What to work on >>
Every line below should be copied exactly; drop the pictures.

============

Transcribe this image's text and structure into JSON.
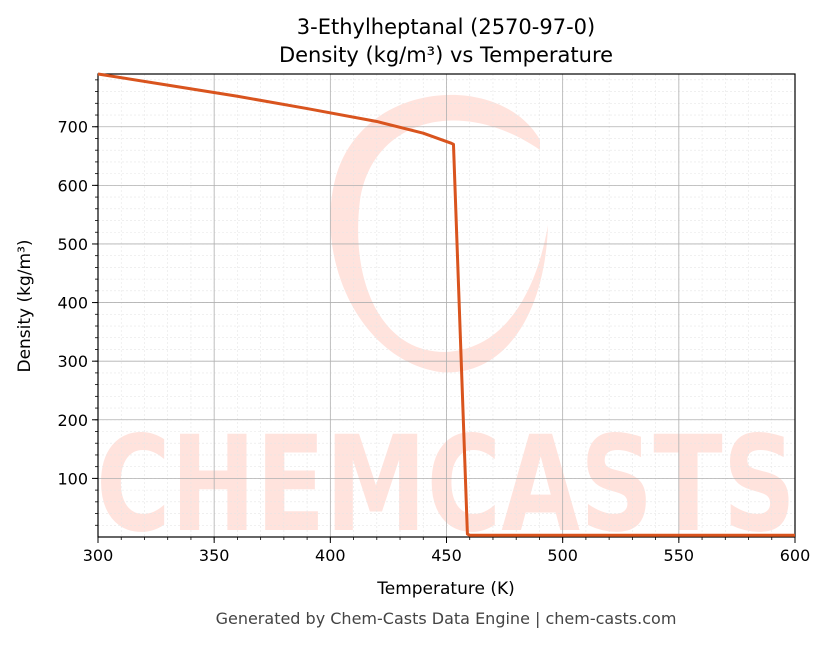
{
  "figure": {
    "title_line1": "3-Ethylheptanal (2570-97-0)",
    "title_line2": "Density (kg/m³) vs Temperature",
    "footer": "Generated by Chem-Casts Data Engine | chem-casts.com",
    "watermark_text": "CHEMCASTS",
    "watermark_color": "#ffd9d2"
  },
  "chart_data": {
    "type": "line",
    "title": "3-Ethylheptanal (2570-97-0)\nDensity (kg/m³) vs Temperature",
    "xlabel": "Temperature (K)",
    "ylabel": "Density (kg/m³)",
    "xlim": [
      300,
      600
    ],
    "ylim": [
      0,
      790
    ],
    "xticks": [
      300,
      350,
      400,
      450,
      500,
      550,
      600
    ],
    "yticks": [
      100,
      200,
      300,
      400,
      500,
      600,
      700
    ],
    "grid": true,
    "legend": "none",
    "series": [
      {
        "color": "#d9541e",
        "x": [
          300,
          330,
          360,
          390,
          420,
          440,
          452,
          453,
          459,
          460,
          500,
          550,
          600
        ],
        "y": [
          790,
          771,
          752,
          731,
          709,
          689,
          672,
          670,
          5,
          3,
          3,
          3,
          3
        ]
      }
    ]
  }
}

============

Solution below >>
Transcribe this image's text and structure into JSON.
{
  "figure": {
    "title_line1": "3-Ethylheptanal (2570-97-0)",
    "title_line2": "Density (kg/m³) vs Temperature",
    "footer": "Generated by Chem-Casts Data Engine | chem-casts.com",
    "watermark_text": "CHEMCASTS",
    "watermark_color": "#ffd9d2"
  },
  "chart_data": {
    "type": "line",
    "title": "3-Ethylheptanal (2570-97-0)\nDensity (kg/m³) vs Temperature",
    "xlabel": "Temperature (K)",
    "ylabel": "Density (kg/m³)",
    "xlim": [
      300,
      600
    ],
    "ylim": [
      0,
      790
    ],
    "xticks": [
      300,
      350,
      400,
      450,
      500,
      550,
      600
    ],
    "yticks": [
      100,
      200,
      300,
      400,
      500,
      600,
      700
    ],
    "grid": true,
    "legend": "none",
    "series": [
      {
        "color": "#d9541e",
        "x": [
          300,
          330,
          360,
          390,
          420,
          440,
          452,
          453,
          459,
          460,
          500,
          550,
          600
        ],
        "y": [
          790,
          771,
          752,
          731,
          709,
          689,
          672,
          670,
          5,
          3,
          3,
          3,
          3
        ]
      }
    ]
  }
}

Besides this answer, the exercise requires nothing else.